TASK OBJECTIVE: Make an exact copy of the listing below.
═════ GIVEN ENTRIES ═════
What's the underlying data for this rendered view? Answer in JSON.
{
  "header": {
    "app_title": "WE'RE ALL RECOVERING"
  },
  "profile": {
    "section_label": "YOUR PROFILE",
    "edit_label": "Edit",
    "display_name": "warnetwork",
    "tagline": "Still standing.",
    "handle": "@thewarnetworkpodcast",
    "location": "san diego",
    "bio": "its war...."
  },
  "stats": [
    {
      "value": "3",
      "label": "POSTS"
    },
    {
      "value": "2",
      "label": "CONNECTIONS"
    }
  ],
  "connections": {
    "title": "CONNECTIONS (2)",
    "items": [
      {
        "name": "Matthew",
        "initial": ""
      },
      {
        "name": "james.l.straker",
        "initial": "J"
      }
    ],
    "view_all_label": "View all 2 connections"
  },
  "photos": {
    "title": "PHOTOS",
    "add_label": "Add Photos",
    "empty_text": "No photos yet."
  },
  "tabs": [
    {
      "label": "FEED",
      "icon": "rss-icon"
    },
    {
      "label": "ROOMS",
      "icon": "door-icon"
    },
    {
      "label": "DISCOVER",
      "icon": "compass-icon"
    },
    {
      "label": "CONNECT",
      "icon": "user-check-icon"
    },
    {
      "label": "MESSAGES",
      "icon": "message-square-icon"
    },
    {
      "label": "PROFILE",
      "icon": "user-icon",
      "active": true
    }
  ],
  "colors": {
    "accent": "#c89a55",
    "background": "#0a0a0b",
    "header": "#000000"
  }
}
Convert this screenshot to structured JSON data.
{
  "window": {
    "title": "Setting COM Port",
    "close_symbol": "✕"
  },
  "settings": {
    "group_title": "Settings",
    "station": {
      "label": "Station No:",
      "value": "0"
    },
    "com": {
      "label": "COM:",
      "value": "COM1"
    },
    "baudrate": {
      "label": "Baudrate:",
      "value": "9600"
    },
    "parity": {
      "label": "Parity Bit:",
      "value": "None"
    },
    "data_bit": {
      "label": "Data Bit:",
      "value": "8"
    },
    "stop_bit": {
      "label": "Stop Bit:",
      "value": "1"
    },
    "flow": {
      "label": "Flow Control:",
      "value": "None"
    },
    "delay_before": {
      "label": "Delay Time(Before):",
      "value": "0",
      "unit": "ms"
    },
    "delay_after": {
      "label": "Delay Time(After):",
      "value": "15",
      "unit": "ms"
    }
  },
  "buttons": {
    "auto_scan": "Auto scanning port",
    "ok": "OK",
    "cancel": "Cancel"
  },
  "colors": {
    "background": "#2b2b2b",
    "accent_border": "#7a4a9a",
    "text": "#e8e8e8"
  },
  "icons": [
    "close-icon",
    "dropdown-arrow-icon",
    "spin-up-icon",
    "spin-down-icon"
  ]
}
═════
SOLUTION:
What's the underlying data for this rendered view? Answer in JSON.
{
  "header": {
    "app_title": "WE'RE ALL RECOVERING"
  },
  "profile": {
    "section_label": "YOUR PROFILE",
    "edit_label": "Edit",
    "display_name": "warnetwork",
    "tagline": "Still standing.",
    "handle": "@thewarnetworkpodcast",
    "location": "san diego",
    "bio": "its war...."
  },
  "stats": [
    {
      "value": "3",
      "label": "POSTS"
    },
    {
      "value": "2",
      "label": "CONNECTIONS"
    }
  ],
  "connections": {
    "title": "CONNECTIONS (2)",
    "items": [
      {
        "name": "Matthew",
        "initial": ""
      },
      {
        "name": "james.l.straker",
        "initial": "J"
      }
    ],
    "view_all_label": "View all 2 connections"
  },
  "photos": {
    "title": "PHOTOS",
    "add_label": "Add Photos",
    "empty_text": "No photos yet."
  },
  "tabs": [
    {
      "label": "FEED",
      "icon": "rss-icon"
    },
    {
      "label": "ROOMS",
      "icon": "door-icon"
    },
    {
      "label": "DISCOVER",
      "icon": "compass-icon"
    },
    {
      "label": "CONNECT",
      "icon": "user-check-icon"
    },
    {
      "label": "MESSAGES",
      "icon": "message-square-icon"
    },
    {
      "label": "PROFILE",
      "icon": "user-icon",
      "active": true
    }
  ],
  "colors": {
    "accent": "#c89a55",
    "background": "#0a0a0b",
    "header": "#000000"
  }
}
Convert this screenshot to structured JSON data.
{
  "window": {
    "title": "Setting COM Port",
    "close_symbol": "✕"
  },
  "settings": {
    "group_title": "Settings",
    "station": {
      "label": "Station No:",
      "value": "0"
    },
    "com": {
      "label": "COM:",
      "value": "COM1"
    },
    "baudrate": {
      "label": "Baudrate:",
      "value": "9600"
    },
    "parity": {
      "label": "Parity Bit:",
      "value": "None"
    },
    "data_bit": {
      "label": "Data Bit:",
      "value": "8"
    },
    "stop_bit": {
      "label": "Stop Bit:",
      "value": "1"
    },
    "flow": {
      "label": "Flow Control:",
      "value": "None"
    },
    "delay_before": {
      "label": "Delay Time(Before):",
      "value": "0",
      "unit": "ms"
    },
    "delay_after": {
      "label": "Delay Time(After):",
      "value": "15",
      "unit": "ms"
    }
  },
  "buttons": {
    "auto_scan": "Auto scanning port",
    "ok": "OK",
    "cancel": "Cancel"
  },
  "colors": {
    "background": "#2b2b2b",
    "accent_border": "#7a4a9a",
    "text": "#e8e8e8"
  },
  "icons": [
    "close-icon",
    "dropdown-arrow-icon",
    "spin-up-icon",
    "spin-down-icon"
  ]
}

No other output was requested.